- **What the task requires**: Write out the whole of the material exactly.

----- Stored rows

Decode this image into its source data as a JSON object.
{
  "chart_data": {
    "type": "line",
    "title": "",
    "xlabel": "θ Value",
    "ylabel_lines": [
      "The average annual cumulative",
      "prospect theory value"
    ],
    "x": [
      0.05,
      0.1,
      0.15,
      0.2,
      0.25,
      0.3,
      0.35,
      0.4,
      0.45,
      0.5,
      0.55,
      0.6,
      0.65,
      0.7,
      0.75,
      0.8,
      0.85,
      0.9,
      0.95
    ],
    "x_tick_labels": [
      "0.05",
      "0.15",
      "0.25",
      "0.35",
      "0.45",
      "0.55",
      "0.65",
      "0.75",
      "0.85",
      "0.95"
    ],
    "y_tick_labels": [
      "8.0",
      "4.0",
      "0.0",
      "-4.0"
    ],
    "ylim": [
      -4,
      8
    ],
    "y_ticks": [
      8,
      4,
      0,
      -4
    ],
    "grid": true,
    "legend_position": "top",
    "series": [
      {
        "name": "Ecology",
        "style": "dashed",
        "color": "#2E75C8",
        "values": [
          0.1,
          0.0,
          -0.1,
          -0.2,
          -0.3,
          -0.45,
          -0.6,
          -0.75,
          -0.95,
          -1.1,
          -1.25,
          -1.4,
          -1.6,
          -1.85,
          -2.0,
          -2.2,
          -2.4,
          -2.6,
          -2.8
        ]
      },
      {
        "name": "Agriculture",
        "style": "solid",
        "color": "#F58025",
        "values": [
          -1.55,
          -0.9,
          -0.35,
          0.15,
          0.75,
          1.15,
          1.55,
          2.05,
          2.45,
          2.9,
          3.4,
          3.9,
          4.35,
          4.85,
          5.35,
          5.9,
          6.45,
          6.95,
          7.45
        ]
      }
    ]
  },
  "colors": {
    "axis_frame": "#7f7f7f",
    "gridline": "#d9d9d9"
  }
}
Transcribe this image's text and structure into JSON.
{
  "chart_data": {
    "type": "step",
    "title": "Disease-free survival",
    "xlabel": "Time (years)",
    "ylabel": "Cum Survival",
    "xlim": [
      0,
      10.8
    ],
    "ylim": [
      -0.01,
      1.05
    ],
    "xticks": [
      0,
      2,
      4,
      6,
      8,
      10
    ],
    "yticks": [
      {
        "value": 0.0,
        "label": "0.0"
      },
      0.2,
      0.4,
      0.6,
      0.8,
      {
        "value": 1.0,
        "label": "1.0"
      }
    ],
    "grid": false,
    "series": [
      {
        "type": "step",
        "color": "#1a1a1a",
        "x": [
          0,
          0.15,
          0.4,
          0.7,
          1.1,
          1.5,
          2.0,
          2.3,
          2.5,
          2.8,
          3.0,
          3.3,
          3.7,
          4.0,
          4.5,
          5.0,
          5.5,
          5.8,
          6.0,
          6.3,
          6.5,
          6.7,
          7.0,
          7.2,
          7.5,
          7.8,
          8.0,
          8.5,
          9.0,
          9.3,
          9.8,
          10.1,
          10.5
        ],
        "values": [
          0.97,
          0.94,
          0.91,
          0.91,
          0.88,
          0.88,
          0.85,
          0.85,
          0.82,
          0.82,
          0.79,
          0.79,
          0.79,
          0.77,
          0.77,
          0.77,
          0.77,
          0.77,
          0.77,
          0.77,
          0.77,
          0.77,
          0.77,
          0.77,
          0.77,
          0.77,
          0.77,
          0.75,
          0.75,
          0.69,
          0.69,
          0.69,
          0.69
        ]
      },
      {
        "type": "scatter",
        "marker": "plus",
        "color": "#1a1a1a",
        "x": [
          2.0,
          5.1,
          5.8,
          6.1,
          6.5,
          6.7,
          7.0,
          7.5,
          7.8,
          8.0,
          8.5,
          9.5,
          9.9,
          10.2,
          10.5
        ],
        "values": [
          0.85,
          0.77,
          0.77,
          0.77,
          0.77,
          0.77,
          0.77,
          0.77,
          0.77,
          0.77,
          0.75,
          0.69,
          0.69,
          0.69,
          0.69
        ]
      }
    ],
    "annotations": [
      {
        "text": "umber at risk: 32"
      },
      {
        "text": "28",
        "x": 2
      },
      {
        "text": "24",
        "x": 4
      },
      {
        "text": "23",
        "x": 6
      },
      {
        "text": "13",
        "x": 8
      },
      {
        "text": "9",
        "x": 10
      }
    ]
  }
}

----------

- **Answer to the task**:
Decode this image into its source data as a JSON object.
{
  "chart_data": {
    "type": "line",
    "title": "",
    "xlabel": "θ Value",
    "ylabel_lines": [
      "The average annual cumulative",
      "prospect theory value"
    ],
    "x": [
      0.05,
      0.1,
      0.15,
      0.2,
      0.25,
      0.3,
      0.35,
      0.4,
      0.45,
      0.5,
      0.55,
      0.6,
      0.65,
      0.7,
      0.75,
      0.8,
      0.85,
      0.9,
      0.95
    ],
    "x_tick_labels": [
      "0.05",
      "0.15",
      "0.25",
      "0.35",
      "0.45",
      "0.55",
      "0.65",
      "0.75",
      "0.85",
      "0.95"
    ],
    "y_tick_labels": [
      "8.0",
      "4.0",
      "0.0",
      "-4.0"
    ],
    "ylim": [
      -4,
      8
    ],
    "y_ticks": [
      8,
      4,
      0,
      -4
    ],
    "grid": true,
    "legend_position": "top",
    "series": [
      {
        "name": "Ecology",
        "style": "dashed",
        "color": "#2E75C8",
        "values": [
          0.1,
          0.0,
          -0.1,
          -0.2,
          -0.3,
          -0.45,
          -0.6,
          -0.75,
          -0.95,
          -1.1,
          -1.25,
          -1.4,
          -1.6,
          -1.85,
          -2.0,
          -2.2,
          -2.4,
          -2.6,
          -2.8
        ]
      },
      {
        "name": "Agriculture",
        "style": "solid",
        "color": "#F58025",
        "values": [
          -1.55,
          -0.9,
          -0.35,
          0.15,
          0.75,
          1.15,
          1.55,
          2.05,
          2.45,
          2.9,
          3.4,
          3.9,
          4.35,
          4.85,
          5.35,
          5.9,
          6.45,
          6.95,
          7.45
        ]
      }
    ]
  },
  "colors": {
    "axis_frame": "#7f7f7f",
    "gridline": "#d9d9d9"
  }
}
Transcribe this image's text and structure into JSON.
{
  "chart_data": {
    "type": "step",
    "title": "Disease-free survival",
    "xlabel": "Time (years)",
    "ylabel": "Cum Survival",
    "xlim": [
      0,
      10.8
    ],
    "ylim": [
      -0.01,
      1.05
    ],
    "xticks": [
      0,
      2,
      4,
      6,
      8,
      10
    ],
    "yticks": [
      {
        "value": 0.0,
        "label": "0.0"
      },
      0.2,
      0.4,
      0.6,
      0.8,
      {
        "value": 1.0,
        "label": "1.0"
      }
    ],
    "grid": false,
    "series": [
      {
        "type": "step",
        "color": "#1a1a1a",
        "x": [
          0,
          0.15,
          0.4,
          0.7,
          1.1,
          1.5,
          2.0,
          2.3,
          2.5,
          2.8,
          3.0,
          3.3,
          3.7,
          4.0,
          4.5,
          5.0,
          5.5,
          5.8,
          6.0,
          6.3,
          6.5,
          6.7,
          7.0,
          7.2,
          7.5,
          7.8,
          8.0,
          8.5,
          9.0,
          9.3,
          9.8,
          10.1,
          10.5
        ],
        "values": [
          0.97,
          0.94,
          0.91,
          0.91,
          0.88,
          0.88,
          0.85,
          0.85,
          0.82,
          0.82,
          0.79,
          0.79,
          0.79,
          0.77,
          0.77,
          0.77,
          0.77,
          0.77,
          0.77,
          0.77,
          0.77,
          0.77,
          0.77,
          0.77,
          0.77,
          0.77,
          0.77,
          0.75,
          0.75,
          0.69,
          0.69,
          0.69,
          0.69
        ]
      },
      {
        "type": "scatter",
        "marker": "plus",
        "color": "#1a1a1a",
        "x": [
          2.0,
          5.1,
          5.8,
          6.1,
          6.5,
          6.7,
          7.0,
          7.5,
          7.8,
          8.0,
          8.5,
          9.5,
          9.9,
          10.2,
          10.5
        ],
        "values": [
          0.85,
          0.77,
          0.77,
          0.77,
          0.77,
          0.77,
          0.77,
          0.77,
          0.77,
          0.77,
          0.75,
          0.69,
          0.69,
          0.69,
          0.69
        ]
      }
    ],
    "annotations": [
      {
        "text": "umber at risk: 32"
      },
      {
        "text": "28",
        "x": 2
      },
      {
        "text": "24",
        "x": 4
      },
      {
        "text": "23",
        "x": 6
      },
      {
        "text": "13",
        "x": 8
      },
      {
        "text": "9",
        "x": 10
      }
    ]
  }
}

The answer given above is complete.